▶ **What to produce**:
Spot every line with the word "detached" and return it.

Records that describe figures:
►
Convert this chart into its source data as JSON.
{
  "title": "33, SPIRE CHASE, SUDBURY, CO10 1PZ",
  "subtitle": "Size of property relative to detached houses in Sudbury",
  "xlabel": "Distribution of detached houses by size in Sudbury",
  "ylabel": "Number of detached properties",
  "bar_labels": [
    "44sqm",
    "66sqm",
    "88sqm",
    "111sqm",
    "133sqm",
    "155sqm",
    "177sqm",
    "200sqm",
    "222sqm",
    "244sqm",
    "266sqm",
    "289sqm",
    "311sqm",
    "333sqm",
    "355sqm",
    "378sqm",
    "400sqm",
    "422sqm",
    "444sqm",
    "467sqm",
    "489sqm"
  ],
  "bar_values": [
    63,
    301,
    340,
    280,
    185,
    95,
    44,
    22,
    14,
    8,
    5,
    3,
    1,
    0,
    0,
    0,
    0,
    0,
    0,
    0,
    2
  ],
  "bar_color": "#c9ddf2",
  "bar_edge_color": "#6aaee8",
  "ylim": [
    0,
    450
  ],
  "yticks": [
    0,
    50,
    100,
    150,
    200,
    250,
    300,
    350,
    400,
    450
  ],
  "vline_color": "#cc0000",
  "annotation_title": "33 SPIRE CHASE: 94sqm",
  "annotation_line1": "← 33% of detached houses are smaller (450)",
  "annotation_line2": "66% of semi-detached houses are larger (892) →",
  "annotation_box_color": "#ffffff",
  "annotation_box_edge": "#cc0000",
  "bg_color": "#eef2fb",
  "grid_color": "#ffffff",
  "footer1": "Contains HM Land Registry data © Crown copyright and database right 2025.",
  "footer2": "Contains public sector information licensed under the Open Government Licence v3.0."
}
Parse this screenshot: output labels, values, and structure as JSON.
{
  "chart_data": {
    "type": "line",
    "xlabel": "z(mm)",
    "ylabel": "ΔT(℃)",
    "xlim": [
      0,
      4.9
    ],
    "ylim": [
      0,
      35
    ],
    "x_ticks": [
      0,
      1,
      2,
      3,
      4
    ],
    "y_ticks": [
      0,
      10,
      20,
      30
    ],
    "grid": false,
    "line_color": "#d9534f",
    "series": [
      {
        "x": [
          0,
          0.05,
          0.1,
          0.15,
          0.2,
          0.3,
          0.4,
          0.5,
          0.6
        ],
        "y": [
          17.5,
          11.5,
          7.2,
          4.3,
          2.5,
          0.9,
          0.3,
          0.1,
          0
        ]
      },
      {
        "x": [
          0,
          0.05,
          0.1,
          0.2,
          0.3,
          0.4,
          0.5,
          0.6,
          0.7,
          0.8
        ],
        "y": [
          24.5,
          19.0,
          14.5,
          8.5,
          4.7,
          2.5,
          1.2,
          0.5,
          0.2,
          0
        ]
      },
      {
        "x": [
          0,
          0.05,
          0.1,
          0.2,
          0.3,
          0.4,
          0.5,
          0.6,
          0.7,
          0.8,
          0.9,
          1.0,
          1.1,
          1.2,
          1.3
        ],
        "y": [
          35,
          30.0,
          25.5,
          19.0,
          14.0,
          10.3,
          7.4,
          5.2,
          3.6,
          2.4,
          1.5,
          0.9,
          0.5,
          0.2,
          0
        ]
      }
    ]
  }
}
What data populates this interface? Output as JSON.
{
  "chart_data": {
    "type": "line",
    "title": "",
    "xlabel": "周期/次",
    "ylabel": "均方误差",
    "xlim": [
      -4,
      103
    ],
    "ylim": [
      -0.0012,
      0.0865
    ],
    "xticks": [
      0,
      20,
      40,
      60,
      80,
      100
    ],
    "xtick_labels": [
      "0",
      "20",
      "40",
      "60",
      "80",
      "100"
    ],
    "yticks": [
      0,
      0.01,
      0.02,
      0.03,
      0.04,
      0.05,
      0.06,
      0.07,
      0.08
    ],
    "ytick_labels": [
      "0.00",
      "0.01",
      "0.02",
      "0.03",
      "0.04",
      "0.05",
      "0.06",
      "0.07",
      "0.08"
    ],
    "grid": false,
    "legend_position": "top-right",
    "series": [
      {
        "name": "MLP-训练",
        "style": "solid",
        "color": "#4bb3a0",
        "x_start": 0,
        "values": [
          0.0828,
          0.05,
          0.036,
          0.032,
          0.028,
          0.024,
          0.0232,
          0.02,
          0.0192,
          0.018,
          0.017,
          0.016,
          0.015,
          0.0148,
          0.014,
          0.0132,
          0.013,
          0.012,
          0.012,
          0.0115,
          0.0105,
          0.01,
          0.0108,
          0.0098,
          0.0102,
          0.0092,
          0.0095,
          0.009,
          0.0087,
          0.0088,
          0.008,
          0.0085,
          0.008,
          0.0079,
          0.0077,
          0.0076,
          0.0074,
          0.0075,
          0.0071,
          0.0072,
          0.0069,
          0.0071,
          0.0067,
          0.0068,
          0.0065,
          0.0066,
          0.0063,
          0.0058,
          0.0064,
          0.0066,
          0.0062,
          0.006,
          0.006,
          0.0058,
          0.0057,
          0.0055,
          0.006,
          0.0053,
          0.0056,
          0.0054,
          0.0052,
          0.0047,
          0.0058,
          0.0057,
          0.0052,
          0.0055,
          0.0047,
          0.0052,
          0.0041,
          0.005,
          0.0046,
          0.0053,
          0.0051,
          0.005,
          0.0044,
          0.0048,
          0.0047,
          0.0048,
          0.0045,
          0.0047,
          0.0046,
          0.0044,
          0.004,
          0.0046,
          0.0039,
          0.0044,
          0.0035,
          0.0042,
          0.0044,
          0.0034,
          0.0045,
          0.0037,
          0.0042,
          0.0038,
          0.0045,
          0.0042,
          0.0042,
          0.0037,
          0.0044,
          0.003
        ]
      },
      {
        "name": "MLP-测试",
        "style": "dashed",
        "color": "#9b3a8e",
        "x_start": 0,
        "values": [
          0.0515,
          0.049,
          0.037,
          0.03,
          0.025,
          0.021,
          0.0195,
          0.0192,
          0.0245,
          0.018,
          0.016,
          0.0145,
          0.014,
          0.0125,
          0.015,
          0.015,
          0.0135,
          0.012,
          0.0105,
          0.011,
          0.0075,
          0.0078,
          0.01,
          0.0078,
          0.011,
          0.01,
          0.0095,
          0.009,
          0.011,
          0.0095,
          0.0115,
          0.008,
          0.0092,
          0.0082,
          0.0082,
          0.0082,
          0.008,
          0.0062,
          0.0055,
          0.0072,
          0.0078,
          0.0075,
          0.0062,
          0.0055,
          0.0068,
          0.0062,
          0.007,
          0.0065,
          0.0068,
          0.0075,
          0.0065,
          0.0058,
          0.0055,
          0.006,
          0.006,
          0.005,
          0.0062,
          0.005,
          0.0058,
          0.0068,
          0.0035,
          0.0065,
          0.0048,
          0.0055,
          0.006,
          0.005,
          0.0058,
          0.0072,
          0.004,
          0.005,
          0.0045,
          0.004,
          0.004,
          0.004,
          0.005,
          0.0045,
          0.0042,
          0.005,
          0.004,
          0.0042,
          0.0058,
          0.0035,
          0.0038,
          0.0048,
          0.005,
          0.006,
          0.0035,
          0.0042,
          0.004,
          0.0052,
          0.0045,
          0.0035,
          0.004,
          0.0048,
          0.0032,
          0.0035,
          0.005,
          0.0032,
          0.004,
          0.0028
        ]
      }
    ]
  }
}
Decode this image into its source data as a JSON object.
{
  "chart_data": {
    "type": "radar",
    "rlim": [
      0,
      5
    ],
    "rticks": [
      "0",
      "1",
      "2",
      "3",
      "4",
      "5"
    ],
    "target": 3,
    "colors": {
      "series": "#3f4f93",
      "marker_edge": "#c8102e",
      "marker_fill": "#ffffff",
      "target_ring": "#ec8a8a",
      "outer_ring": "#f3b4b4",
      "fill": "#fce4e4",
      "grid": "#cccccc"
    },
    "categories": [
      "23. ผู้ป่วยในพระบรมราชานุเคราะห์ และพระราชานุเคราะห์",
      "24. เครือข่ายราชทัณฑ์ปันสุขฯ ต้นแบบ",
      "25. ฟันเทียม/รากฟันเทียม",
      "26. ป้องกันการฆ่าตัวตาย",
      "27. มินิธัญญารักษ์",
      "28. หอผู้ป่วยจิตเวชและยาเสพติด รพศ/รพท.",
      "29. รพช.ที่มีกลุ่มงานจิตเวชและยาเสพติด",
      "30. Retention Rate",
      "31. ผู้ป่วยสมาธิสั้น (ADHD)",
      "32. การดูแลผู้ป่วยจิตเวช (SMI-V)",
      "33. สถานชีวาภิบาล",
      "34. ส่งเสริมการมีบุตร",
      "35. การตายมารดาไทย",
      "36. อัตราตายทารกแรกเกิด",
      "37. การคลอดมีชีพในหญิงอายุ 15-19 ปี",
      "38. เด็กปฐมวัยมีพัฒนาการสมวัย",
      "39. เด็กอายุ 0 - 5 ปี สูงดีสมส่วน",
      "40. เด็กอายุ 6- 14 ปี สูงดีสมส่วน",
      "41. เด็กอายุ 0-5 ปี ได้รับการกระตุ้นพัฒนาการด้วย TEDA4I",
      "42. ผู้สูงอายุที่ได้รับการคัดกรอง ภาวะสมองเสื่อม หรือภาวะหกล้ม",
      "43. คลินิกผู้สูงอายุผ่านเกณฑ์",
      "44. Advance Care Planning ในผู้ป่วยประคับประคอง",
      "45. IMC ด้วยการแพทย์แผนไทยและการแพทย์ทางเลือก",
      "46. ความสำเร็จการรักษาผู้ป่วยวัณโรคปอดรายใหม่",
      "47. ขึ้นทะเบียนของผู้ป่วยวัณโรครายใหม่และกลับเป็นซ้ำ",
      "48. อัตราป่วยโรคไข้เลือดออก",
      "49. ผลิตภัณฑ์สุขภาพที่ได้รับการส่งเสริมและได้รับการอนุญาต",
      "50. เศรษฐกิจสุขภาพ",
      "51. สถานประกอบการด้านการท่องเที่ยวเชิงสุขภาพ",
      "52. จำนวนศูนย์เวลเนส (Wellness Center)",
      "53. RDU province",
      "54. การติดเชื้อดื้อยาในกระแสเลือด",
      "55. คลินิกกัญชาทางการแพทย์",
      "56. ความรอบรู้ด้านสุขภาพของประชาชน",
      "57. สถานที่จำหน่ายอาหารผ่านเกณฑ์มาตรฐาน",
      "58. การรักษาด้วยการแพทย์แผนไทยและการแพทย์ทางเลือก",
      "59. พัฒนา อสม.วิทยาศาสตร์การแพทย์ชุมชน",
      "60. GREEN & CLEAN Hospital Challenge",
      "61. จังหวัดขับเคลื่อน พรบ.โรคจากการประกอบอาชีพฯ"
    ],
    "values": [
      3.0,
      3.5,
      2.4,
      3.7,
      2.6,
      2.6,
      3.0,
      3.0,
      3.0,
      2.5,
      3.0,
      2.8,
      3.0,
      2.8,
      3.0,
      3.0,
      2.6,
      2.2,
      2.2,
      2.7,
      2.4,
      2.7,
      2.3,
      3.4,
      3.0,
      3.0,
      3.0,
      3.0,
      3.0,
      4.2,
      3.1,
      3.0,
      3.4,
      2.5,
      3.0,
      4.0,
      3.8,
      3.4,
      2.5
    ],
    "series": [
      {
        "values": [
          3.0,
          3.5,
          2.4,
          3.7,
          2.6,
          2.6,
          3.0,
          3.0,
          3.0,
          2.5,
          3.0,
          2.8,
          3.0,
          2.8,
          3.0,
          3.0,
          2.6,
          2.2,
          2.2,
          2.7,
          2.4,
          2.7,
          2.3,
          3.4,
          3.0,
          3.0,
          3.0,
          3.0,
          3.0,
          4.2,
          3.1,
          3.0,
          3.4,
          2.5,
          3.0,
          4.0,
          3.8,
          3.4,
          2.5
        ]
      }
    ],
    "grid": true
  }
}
◄
▶ **Task answer**:
  "subtitle": "Size of property relative to detached houses in Sudbury",
  "xlabel": "Distribution of detached houses by size in Sudbury",
  "ylabel": "Number of detached properties",
  "annotation_line1": "← 33% of detached houses are smaller (450)",
  "annotation_line2": "66% of semi-detached houses are larger (892) →",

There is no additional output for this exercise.